_TASK INPUT:_
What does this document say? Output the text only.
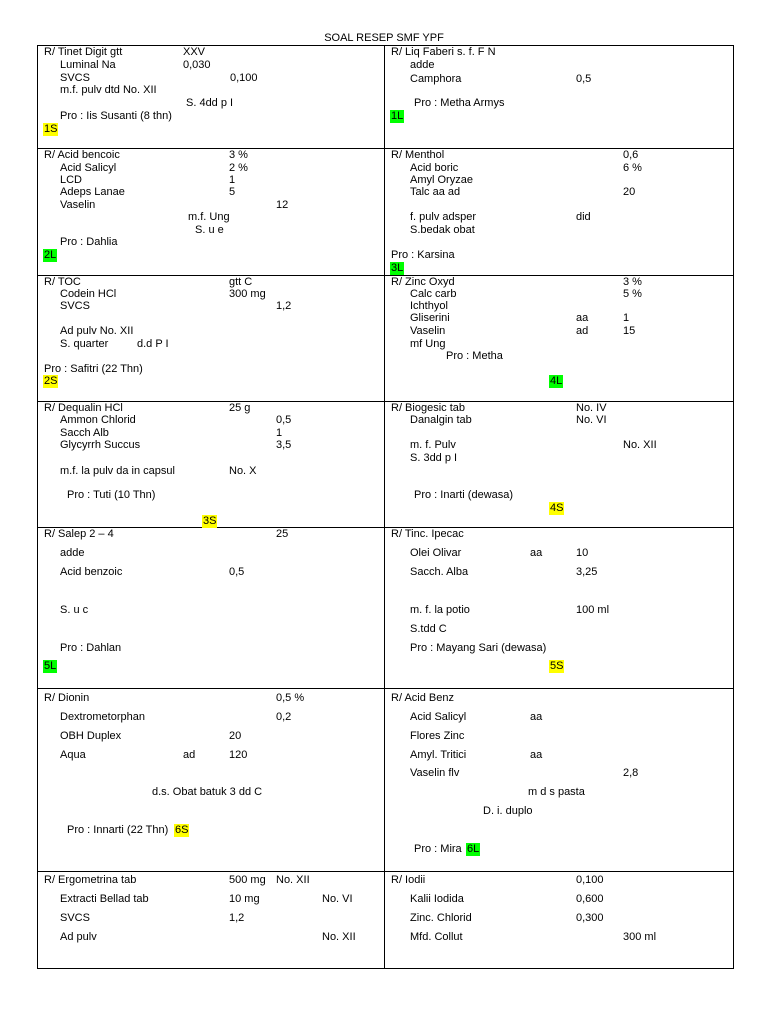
SOAL RESEP SMF YPF
R/ Tinet Digit gtt	XXV
Luminal Na	0,030
SVCS	0,100
m.f. pulv dtd No. XII
S. 4dd p I
Pro : Iis Susanti (8 thn)
1S
R/ Liq Faberi s. f. F N
adde
Camphora	0,5
Pro : Metha Armys
1L
R/ Acid bencoic	3 %
Acid Salicyl	2 %
LCD	1
Adeps Lanae	5
Vaselin	12
m.f. Ung
S. u e
Pro : Dahlia
2L
R/ Menthol	0,6
Acid boric	6 %
Amyl Oryzae
Talc aa ad	20
f. pulv adsper	did
S.bedak obat
Pro : Karsina
3L
R/ TOC	gtt C
Codein HCl	300 mg
SVCS	1,2
Ad pulv No. XII
S. quarter	d.d P I
Pro : Safitri (22 Thn)
2S
R/ Zinc Oxyd	3 %
Calc carb	5 %
Ichthyol
Gliserini	aa	1
Vaselin	ad	15
mf Ung
Pro : Metha
4L
R/ Dequalin HCl	25 g
Ammon Chlorid	0,5
Sacch Alb	1
Glycyrrh Succus	3,5
m.f. la pulv da in capsul	No. X
Pro : Tuti (10 Thn)
3S
R/ Biogesic tab	No. IV
Danalgin tab	No. VI
m. f. Pulv	No. XII
S. 3dd p I
Pro : Inarti (dewasa)
4S
R/ Salep 2 – 4	25
adde
Acid benzoic	0,5
S. u c
Pro : Dahlan
5L
R/ Tinc. Ipecac
Olei Olivar	aa	10
Sacch. Alba	3,25
m. f. la potio	100 ml
S.tdd C
Pro : Mayang Sari (dewasa)
5S
R/ Dionin	0,5 %
Dextrometorphan	0,2
OBH Duplex	20
Aqua	ad	120
d.s. Obat batuk 3 dd C
Pro : Innarti (22 Thn) 6S
R/ Acid Benz
Acid Salicyl	aa
Flores Zinc
Amyl. Tritici	aa
Vaselin flv	2,8
m d s pasta
D. i. duplo
Pro : Mira 6L
R/ Ergometrina tab	500 mg No. XII
Extracti Bellad tab	10 mg	No. VI
SVCS	1,2
Ad pulv	No. XII
R/ Iodii	0,100
Kalii Iodida	0,600
Zinc. Chlorid	0,300
Mfd. Collut	300 ml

_PROMPT:_ Repeat the material above verbatim, with no pictures in the output.

_FULL ANSWER:_
What does this document say? Output the text only.
SOAL RESEP SMF YPF
R/ Tinet Digit gtt	XXV
Luminal Na	0,030
SVCS	0,100
m.f. pulv dtd No. XII
S. 4dd p I
Pro : Iis Susanti (8 thn)
1S
R/ Liq Faberi s. f. F N
adde
Camphora	0,5
Pro : Metha Armys
1L
R/ Acid bencoic	3 %
Acid Salicyl	2 %
LCD	1
Adeps Lanae	5
Vaselin	12
m.f. Ung
S. u e
Pro : Dahlia
2L
R/ Menthol	0,6
Acid boric	6 %
Amyl Oryzae
Talc aa ad	20
f. pulv adsper	did
S.bedak obat
Pro : Karsina
3L
R/ TOC	gtt C
Codein HCl	300 mg
SVCS	1,2
Ad pulv No. XII
S. quarter	d.d P I
Pro : Safitri (22 Thn)
2S
R/ Zinc Oxyd	3 %
Calc carb	5 %
Ichthyol
Gliserini	aa	1
Vaselin	ad	15
mf Ung
Pro : Metha
4L
R/ Dequalin HCl	25 g
Ammon Chlorid	0,5
Sacch Alb	1
Glycyrrh Succus	3,5
m.f. la pulv da in capsul	No. X
Pro : Tuti (10 Thn)
3S
R/ Biogesic tab	No. IV
Danalgin tab	No. VI
m. f. Pulv	No. XII
S. 3dd p I
Pro : Inarti (dewasa)
4S
R/ Salep 2 – 4	25
adde
Acid benzoic	0,5
S. u c
Pro : Dahlan
5L
R/ Tinc. Ipecac
Olei Olivar	aa	10
Sacch. Alba	3,25
m. f. la potio	100 ml
S.tdd C
Pro : Mayang Sari (dewasa)
5S
R/ Dionin	0,5 %
Dextrometorphan	0,2
OBH Duplex	20
Aqua	ad	120
d.s. Obat batuk 3 dd C
Pro : Innarti (22 Thn) 6S
R/ Acid Benz
Acid Salicyl	aa
Flores Zinc
Amyl. Tritici	aa
Vaselin flv	2,8
m d s pasta
D. i. duplo
Pro : Mira 6L
R/ Ergometrina tab	500 mg No. XII
Extracti Bellad tab	10 mg	No. VI
SVCS	1,2
Ad pulv	No. XII
R/ Iodii	0,100
Kalii Iodida	0,600
Zinc. Chlorid	0,300
Mfd. Collut	300 ml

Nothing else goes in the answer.